▶ **THE REQUEST**: Retype the passage on the Morning Pages ritual exactly, between "On and off for" and "just not me.", inclusive.
---------- TEXT SEGMENT ----------
Morning Pages Ritual

On and off for years now I follow a Morning Pages ritual. I try to do it everyday. That doesn’t always work. I don’t beat myself up if I miss a day, or a week or a month. I just show up again and continue where I left off. They are called Morning Pages yet I tend to write mine in the evenings, sometimes in the wee hours of the morning when I haven’t gone to sleep yet. I rarely write in the morning yet I still choose to call them Morning Pages (MP). My sleep pattern at the moment is late. I sleep late and I get up late. Am I a night owl? Yes, I suppose. Would I like to be an early riser at dawn or 5am? Nah. I do know that’s just not me.

A ritual for me is a sequence of minor actions that are repeated to set the mood or scene for the intended major action in a particular place. There is no religious significance for me. Yet this repeated series of actions could be considered a type of meditation. So rituals could be absolutely anything done mindfully or thoughtfully: taking a walk, preparing a meal, gardening, writing, painting,… The preparation of getting the minor actions in motion allow the mind to prepare for the next action and the next until the major action. If you are lucky then ‘flow’ will follow. Taking a walk ritual could actually begin the night before when you select socks and place your shoes by the front door. Preparing a meal could start the night before also defrosting ingredients. Calling what I do a ritual makes it purposeful and more meaningful to me. I take care to get items ready. I enjoy the sequence and the scene. It sparks joy in my day.

My Morning Pages ritual location is well chosen. I made an oasis in a area of my studio. I have a Japanese desk that sits on on a carpet on top of two Japanese tatami mats. There are no legs to the desk. It sits low and right on ground and I love it. I bought the desk in a secondhand shop many years ago. I bought the tatami mats at an online auction. The desk has a fold down front and doesn’t take up much space so I always leave the writing desk open ready to write. There is one drawer inside and many cubby holes, slots and shelves to store paper and other stationery. There are sliding doors under the fold down front for more storage. It is a simple and well designed desk. I only ever wear socks or bare feet in the house so the tatami should last for many years.
---------- MATERIAL SHOWN ----------
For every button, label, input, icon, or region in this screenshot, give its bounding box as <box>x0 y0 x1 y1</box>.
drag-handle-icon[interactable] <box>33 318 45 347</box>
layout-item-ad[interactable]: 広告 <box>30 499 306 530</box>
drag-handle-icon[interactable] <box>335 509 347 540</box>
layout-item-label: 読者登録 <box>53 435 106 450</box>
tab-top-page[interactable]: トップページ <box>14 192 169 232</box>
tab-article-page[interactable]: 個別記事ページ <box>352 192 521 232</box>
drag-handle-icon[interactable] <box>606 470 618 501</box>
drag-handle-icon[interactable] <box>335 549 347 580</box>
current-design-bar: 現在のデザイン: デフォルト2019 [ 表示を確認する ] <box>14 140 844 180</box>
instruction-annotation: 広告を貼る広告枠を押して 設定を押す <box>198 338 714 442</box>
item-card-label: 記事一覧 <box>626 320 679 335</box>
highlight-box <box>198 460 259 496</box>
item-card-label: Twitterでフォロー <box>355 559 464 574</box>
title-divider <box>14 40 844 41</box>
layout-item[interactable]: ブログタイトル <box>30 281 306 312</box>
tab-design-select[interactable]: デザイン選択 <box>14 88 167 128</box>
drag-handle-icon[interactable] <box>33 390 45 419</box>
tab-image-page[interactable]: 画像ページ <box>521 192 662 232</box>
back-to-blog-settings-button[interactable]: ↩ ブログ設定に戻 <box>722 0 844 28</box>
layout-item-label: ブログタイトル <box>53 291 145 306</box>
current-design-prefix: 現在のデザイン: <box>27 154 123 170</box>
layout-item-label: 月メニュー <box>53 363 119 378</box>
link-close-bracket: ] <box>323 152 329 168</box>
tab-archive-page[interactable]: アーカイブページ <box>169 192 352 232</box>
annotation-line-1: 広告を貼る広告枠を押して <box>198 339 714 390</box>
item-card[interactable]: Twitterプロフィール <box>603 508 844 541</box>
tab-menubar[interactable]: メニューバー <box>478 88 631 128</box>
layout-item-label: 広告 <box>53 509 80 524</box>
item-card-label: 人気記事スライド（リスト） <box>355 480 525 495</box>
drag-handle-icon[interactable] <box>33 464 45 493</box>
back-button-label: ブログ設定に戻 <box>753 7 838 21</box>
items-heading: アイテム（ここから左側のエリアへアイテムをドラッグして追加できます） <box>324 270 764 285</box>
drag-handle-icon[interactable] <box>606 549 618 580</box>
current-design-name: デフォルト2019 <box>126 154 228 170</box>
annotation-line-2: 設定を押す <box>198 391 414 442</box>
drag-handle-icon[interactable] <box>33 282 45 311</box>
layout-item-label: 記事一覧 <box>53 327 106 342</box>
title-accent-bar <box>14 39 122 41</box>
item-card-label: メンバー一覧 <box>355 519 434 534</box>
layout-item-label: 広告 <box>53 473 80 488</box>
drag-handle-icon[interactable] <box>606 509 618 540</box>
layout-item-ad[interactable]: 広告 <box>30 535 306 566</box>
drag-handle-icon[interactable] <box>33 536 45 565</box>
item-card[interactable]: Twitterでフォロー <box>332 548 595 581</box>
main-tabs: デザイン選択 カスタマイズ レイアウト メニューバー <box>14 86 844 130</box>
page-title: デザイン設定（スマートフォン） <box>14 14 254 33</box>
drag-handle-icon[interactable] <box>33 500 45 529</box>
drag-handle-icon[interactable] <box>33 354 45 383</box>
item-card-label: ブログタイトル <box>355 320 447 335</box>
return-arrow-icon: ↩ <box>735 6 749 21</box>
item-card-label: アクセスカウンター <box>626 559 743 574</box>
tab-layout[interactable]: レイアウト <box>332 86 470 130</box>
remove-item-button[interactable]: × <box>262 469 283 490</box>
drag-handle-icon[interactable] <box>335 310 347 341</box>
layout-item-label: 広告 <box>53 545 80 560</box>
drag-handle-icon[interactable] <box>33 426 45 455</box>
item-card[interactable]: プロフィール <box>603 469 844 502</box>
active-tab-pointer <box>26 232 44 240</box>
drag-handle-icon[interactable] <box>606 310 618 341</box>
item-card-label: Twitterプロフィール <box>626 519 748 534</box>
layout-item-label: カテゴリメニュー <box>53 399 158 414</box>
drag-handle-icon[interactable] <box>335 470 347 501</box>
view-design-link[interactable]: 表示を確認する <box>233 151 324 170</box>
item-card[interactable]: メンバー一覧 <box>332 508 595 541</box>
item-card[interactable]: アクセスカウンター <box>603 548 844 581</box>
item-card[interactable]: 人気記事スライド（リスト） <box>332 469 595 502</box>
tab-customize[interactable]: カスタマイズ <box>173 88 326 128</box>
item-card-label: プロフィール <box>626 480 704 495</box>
----------
▶ **OUTPUT**:
On and off for years now I follow a Morning Pages ritual. I try to do it everyday. That doesn’t always work. I don’t beat myself up if I miss a day, or a week or a month. I just show up again and continue where I left off. They are called Morning Pages yet I tend to write mine in the evenings, sometimes in the wee hours of the morning when I haven’t gone to sleep yet. I rarely write in the morning yet I still choose to call them Morning Pages (MP). My sleep pattern at the moment is late. I sleep late and I get up late. Am I a night owl? Yes, I suppose. Would I like to be an early riser at dawn or 5am? Nah. I do know that’s just not me.